◆ **Dataset items**
◆ ◆ ◆
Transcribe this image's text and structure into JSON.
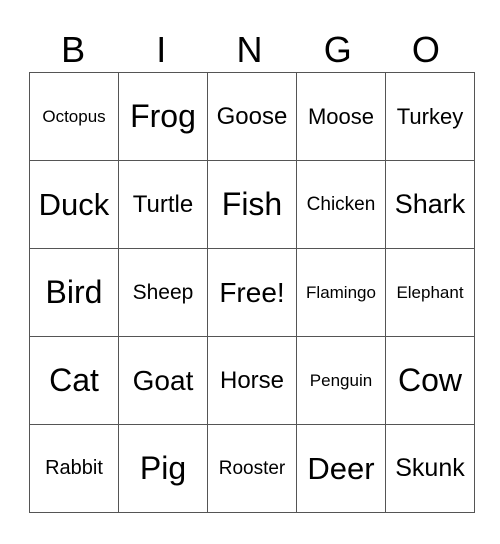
{
  "header": [
    "B",
    "I",
    "N",
    "G",
    "O"
  ],
  "rows": [
    [
      "Octopus",
      "Frog",
      "Goose",
      "Moose",
      "Turkey"
    ],
    [
      "Duck",
      "Turtle",
      "Fish",
      "Chicken",
      "Shark"
    ],
    [
      "Bird",
      "Sheep",
      "Free!",
      "Flamingo",
      "Elephant"
    ],
    [
      "Cat",
      "Goat",
      "Horse",
      "Penguin",
      "Cow"
    ],
    [
      "Rabbit",
      "Pig",
      "Rooster",
      "Deer",
      "Skunk"
    ]
  ]
}
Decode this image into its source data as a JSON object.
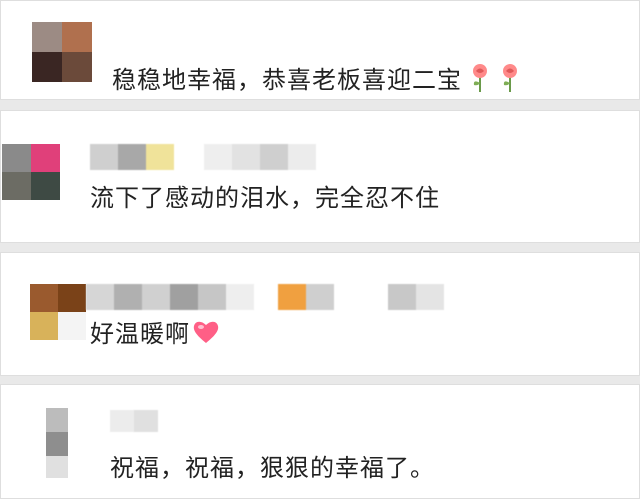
{
  "comments": [
    {
      "text": "稳稳地幸福，恭喜老板喜迎二宝",
      "emoji": [
        "rose-icon",
        "rose-icon"
      ]
    },
    {
      "text": "流下了感动的泪水，完全忍不住",
      "emoji": []
    },
    {
      "text": "好温暖啊",
      "emoji": [
        "heart-icon"
      ]
    },
    {
      "text": "祝福，祝福，狠狠的幸福了。",
      "emoji": []
    }
  ],
  "colors": {
    "background": "#e9e9e9",
    "card": "#ffffff",
    "text": "#222222",
    "heart": "#ff5f86",
    "rose": "#ff8a8a"
  }
}
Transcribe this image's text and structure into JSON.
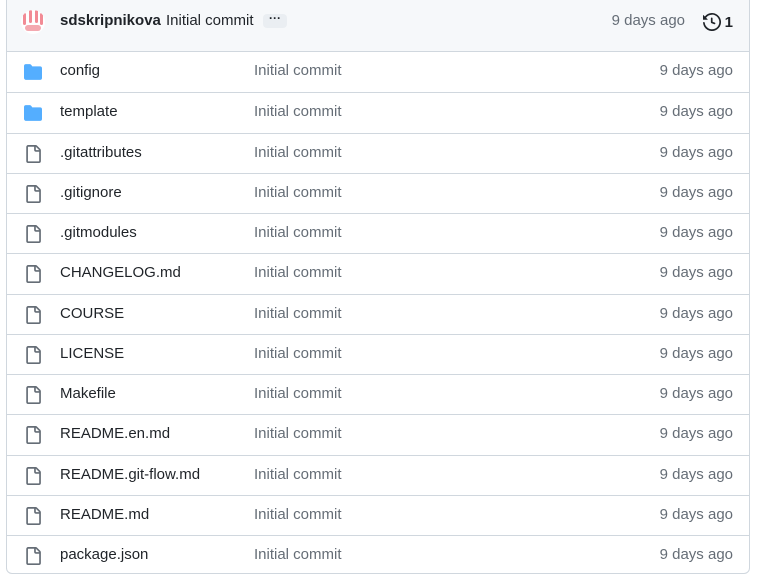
{
  "latest_commit": {
    "author": "sdskripnikova",
    "message": "Initial commit",
    "ellipsis": "···",
    "time": "9 days ago",
    "history_count": "1"
  },
  "files": [
    {
      "name": "config",
      "type": "folder",
      "commit": "Initial commit",
      "age": "9 days ago"
    },
    {
      "name": "template",
      "type": "folder",
      "commit": "Initial commit",
      "age": "9 days ago"
    },
    {
      "name": ".gitattributes",
      "type": "file",
      "commit": "Initial commit",
      "age": "9 days ago"
    },
    {
      "name": ".gitignore",
      "type": "file",
      "commit": "Initial commit",
      "age": "9 days ago"
    },
    {
      "name": ".gitmodules",
      "type": "file",
      "commit": "Initial commit",
      "age": "9 days ago"
    },
    {
      "name": "CHANGELOG.md",
      "type": "file",
      "commit": "Initial commit",
      "age": "9 days ago"
    },
    {
      "name": "COURSE",
      "type": "file",
      "commit": "Initial commit",
      "age": "9 days ago"
    },
    {
      "name": "LICENSE",
      "type": "file",
      "commit": "Initial commit",
      "age": "9 days ago"
    },
    {
      "name": "Makefile",
      "type": "file",
      "commit": "Initial commit",
      "age": "9 days ago"
    },
    {
      "name": "README.en.md",
      "type": "file",
      "commit": "Initial commit",
      "age": "9 days ago"
    },
    {
      "name": "README.git-flow.md",
      "type": "file",
      "commit": "Initial commit",
      "age": "9 days ago"
    },
    {
      "name": "README.md",
      "type": "file",
      "commit": "Initial commit",
      "age": "9 days ago"
    },
    {
      "name": "package.json",
      "type": "file",
      "commit": "Initial commit",
      "age": "9 days ago"
    }
  ],
  "colors": {
    "folder": "#54aeff",
    "file_icon": "#656d76",
    "avatar_stripes": "#f28b95",
    "border": "#d0d7de",
    "header_bg": "#f6f8fa"
  },
  "icons": {
    "folder": "folder-icon",
    "file": "file-icon",
    "history": "history-icon"
  }
}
◆ ◆ ◆
◆ **TO DO**
Print the listing above in full, exactly as written. Omit any pictures.

◆ **WRITTEN ANSWER**
Transcribe this image's text and structure into JSON.
{
  "header": [
    "B",
    "I",
    "N",
    "G",
    "O"
  ],
  "rows": [
    [
      "Octopus",
      "Frog",
      "Goose",
      "Moose",
      "Turkey"
    ],
    [
      "Duck",
      "Turtle",
      "Fish",
      "Chicken",
      "Shark"
    ],
    [
      "Bird",
      "Sheep",
      "Free!",
      "Flamingo",
      "Elephant"
    ],
    [
      "Cat",
      "Goat",
      "Horse",
      "Penguin",
      "Cow"
    ],
    [
      "Rabbit",
      "Pig",
      "Rooster",
      "Deer",
      "Skunk"
    ]
  ]
}
Decode this image into its source data as a JSON object.
{
  "comments": [
    {
      "text": "稳稳地幸福，恭喜老板喜迎二宝",
      "emoji": [
        "rose-icon",
        "rose-icon"
      ]
    },
    {
      "text": "流下了感动的泪水，完全忍不住",
      "emoji": []
    },
    {
      "text": "好温暖啊",
      "emoji": [
        "heart-icon"
      ]
    },
    {
      "text": "祝福，祝福，狠狠的幸福了。",
      "emoji": []
    }
  ],
  "colors": {
    "background": "#e9e9e9",
    "card": "#ffffff",
    "text": "#222222",
    "heart": "#ff5f86",
    "rose": "#ff8a8a"
  }
}
Transcribe this image's text and structure into JSON.
{
  "latest_commit": {
    "author": "sdskripnikova",
    "message": "Initial commit",
    "ellipsis": "···",
    "time": "9 days ago",
    "history_count": "1"
  },
  "files": [
    {
      "name": "config",
      "type": "folder",
      "commit": "Initial commit",
      "age": "9 days ago"
    },
    {
      "name": "template",
      "type": "folder",
      "commit": "Initial commit",
      "age": "9 days ago"
    },
    {
      "name": ".gitattributes",
      "type": "file",
      "commit": "Initial commit",
      "age": "9 days ago"
    },
    {
      "name": ".gitignore",
      "type": "file",
      "commit": "Initial commit",
      "age": "9 days ago"
    },
    {
      "name": ".gitmodules",
      "type": "file",
      "commit": "Initial commit",
      "age": "9 days ago"
    },
    {
      "name": "CHANGELOG.md",
      "type": "file",
      "commit": "Initial commit",
      "age": "9 days ago"
    },
    {
      "name": "COURSE",
      "type": "file",
      "commit": "Initial commit",
      "age": "9 days ago"
    },
    {
      "name": "LICENSE",
      "type": "file",
      "commit": "Initial commit",
      "age": "9 days ago"
    },
    {
      "name": "Makefile",
      "type": "file",
      "commit": "Initial commit",
      "age": "9 days ago"
    },
    {
      "name": "README.en.md",
      "type": "file",
      "commit": "Initial commit",
      "age": "9 days ago"
    },
    {
      "name": "README.git-flow.md",
      "type": "file",
      "commit": "Initial commit",
      "age": "9 days ago"
    },
    {
      "name": "README.md",
      "type": "file",
      "commit": "Initial commit",
      "age": "9 days ago"
    },
    {
      "name": "package.json",
      "type": "file",
      "commit": "Initial commit",
      "age": "9 days ago"
    }
  ],
  "colors": {
    "folder": "#54aeff",
    "file_icon": "#656d76",
    "avatar_stripes": "#f28b95",
    "border": "#d0d7de",
    "header_bg": "#f6f8fa"
  },
  "icons": {
    "folder": "folder-icon",
    "file": "file-icon",
    "history": "history-icon"
  }
}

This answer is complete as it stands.